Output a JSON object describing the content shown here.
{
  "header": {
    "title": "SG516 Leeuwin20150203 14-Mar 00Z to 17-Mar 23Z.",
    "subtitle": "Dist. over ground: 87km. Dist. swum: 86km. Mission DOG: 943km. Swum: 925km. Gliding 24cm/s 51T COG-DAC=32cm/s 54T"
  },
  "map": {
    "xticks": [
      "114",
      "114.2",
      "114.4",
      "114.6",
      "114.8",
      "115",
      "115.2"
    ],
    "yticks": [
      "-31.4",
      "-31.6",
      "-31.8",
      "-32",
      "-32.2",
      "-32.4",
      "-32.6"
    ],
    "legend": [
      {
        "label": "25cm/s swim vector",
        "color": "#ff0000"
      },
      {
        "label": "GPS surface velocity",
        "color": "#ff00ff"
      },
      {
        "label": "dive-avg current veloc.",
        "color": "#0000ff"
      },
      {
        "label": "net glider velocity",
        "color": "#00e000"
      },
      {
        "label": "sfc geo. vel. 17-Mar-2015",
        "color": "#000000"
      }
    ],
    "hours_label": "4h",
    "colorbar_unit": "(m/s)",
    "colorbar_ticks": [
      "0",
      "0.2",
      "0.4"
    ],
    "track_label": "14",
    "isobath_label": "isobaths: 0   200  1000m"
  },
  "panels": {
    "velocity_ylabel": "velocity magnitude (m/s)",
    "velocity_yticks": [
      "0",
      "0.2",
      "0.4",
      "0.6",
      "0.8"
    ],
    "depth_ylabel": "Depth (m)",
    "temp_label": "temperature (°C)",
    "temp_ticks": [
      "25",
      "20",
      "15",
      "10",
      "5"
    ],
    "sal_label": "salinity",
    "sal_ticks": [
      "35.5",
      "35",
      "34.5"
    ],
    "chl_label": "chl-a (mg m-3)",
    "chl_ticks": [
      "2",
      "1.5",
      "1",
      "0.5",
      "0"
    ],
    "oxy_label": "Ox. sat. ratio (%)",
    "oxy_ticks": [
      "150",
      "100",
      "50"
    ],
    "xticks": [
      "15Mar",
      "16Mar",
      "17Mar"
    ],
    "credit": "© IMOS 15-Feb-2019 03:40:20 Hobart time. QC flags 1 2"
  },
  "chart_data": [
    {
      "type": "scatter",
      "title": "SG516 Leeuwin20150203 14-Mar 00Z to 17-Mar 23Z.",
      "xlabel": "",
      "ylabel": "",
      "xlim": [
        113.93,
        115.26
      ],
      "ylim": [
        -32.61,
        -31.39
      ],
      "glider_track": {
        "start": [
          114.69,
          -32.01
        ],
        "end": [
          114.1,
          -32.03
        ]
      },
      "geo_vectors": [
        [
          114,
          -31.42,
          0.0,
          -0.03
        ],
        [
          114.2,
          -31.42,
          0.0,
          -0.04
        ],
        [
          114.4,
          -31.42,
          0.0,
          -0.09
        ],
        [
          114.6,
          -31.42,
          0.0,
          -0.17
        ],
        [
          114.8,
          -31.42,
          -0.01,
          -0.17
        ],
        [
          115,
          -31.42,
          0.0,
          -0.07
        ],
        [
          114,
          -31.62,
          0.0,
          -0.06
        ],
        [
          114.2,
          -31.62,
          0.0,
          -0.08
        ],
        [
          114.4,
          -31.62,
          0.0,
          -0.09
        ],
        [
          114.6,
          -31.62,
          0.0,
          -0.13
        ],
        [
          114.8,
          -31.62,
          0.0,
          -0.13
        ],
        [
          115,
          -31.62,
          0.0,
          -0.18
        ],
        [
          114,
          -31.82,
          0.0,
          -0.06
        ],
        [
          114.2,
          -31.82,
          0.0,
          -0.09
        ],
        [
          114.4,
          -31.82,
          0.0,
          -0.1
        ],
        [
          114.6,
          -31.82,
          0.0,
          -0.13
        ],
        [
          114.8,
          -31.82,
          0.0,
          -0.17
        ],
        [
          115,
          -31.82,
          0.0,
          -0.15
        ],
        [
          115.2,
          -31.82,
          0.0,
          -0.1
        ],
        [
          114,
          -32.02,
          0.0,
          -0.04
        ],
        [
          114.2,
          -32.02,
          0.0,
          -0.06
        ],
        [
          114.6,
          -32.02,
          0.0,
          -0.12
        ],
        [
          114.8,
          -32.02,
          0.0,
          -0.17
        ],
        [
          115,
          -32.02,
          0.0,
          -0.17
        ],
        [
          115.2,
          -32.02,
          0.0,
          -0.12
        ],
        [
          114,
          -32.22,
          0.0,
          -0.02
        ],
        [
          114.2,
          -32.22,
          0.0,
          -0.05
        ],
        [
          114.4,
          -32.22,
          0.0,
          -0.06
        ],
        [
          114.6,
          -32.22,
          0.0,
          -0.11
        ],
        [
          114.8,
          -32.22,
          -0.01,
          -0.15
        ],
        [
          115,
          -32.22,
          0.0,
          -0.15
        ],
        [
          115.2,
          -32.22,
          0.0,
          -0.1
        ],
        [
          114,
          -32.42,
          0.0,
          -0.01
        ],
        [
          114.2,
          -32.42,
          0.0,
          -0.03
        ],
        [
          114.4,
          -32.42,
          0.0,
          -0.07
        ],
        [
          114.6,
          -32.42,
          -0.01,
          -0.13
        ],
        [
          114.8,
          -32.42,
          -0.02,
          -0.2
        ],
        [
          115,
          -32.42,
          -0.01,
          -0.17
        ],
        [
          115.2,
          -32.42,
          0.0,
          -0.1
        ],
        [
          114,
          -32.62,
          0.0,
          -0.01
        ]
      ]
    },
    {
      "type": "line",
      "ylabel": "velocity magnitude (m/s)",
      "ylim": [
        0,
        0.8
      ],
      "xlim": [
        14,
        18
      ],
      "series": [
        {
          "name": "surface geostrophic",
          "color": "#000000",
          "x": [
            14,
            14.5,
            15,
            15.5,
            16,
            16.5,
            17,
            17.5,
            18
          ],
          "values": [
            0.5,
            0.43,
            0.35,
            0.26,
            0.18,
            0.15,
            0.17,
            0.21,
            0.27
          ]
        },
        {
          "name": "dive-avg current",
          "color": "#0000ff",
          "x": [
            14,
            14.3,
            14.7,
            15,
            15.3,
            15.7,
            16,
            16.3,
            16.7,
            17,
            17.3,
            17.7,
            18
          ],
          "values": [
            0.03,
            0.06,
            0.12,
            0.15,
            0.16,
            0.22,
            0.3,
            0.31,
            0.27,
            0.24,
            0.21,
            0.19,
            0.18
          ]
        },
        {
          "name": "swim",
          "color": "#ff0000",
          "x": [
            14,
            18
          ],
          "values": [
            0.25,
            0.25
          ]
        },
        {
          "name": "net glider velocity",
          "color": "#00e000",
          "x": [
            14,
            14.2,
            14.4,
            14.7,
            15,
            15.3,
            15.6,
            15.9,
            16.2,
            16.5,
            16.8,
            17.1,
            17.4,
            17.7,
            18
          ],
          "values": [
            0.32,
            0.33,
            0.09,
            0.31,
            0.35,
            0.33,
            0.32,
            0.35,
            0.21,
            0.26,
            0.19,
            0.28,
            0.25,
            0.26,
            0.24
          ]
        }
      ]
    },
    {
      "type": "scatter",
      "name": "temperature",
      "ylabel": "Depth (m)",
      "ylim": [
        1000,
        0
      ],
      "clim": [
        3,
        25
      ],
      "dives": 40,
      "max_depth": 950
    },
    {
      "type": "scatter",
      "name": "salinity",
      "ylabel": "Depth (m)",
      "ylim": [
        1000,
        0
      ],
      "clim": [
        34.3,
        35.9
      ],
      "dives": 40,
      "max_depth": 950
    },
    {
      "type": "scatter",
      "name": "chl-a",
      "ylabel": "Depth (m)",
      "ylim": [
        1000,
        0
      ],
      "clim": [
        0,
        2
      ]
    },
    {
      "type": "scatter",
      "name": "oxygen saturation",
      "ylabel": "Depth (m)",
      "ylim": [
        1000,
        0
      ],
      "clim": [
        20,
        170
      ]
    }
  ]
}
—————
--- EXERCISE ---
Filter the listing above by the word "current"; copy each line that passes.

--- RIGHT ANSWER ---
        "label": "dive-avg current veloc.",
          "name": "dive-avg current",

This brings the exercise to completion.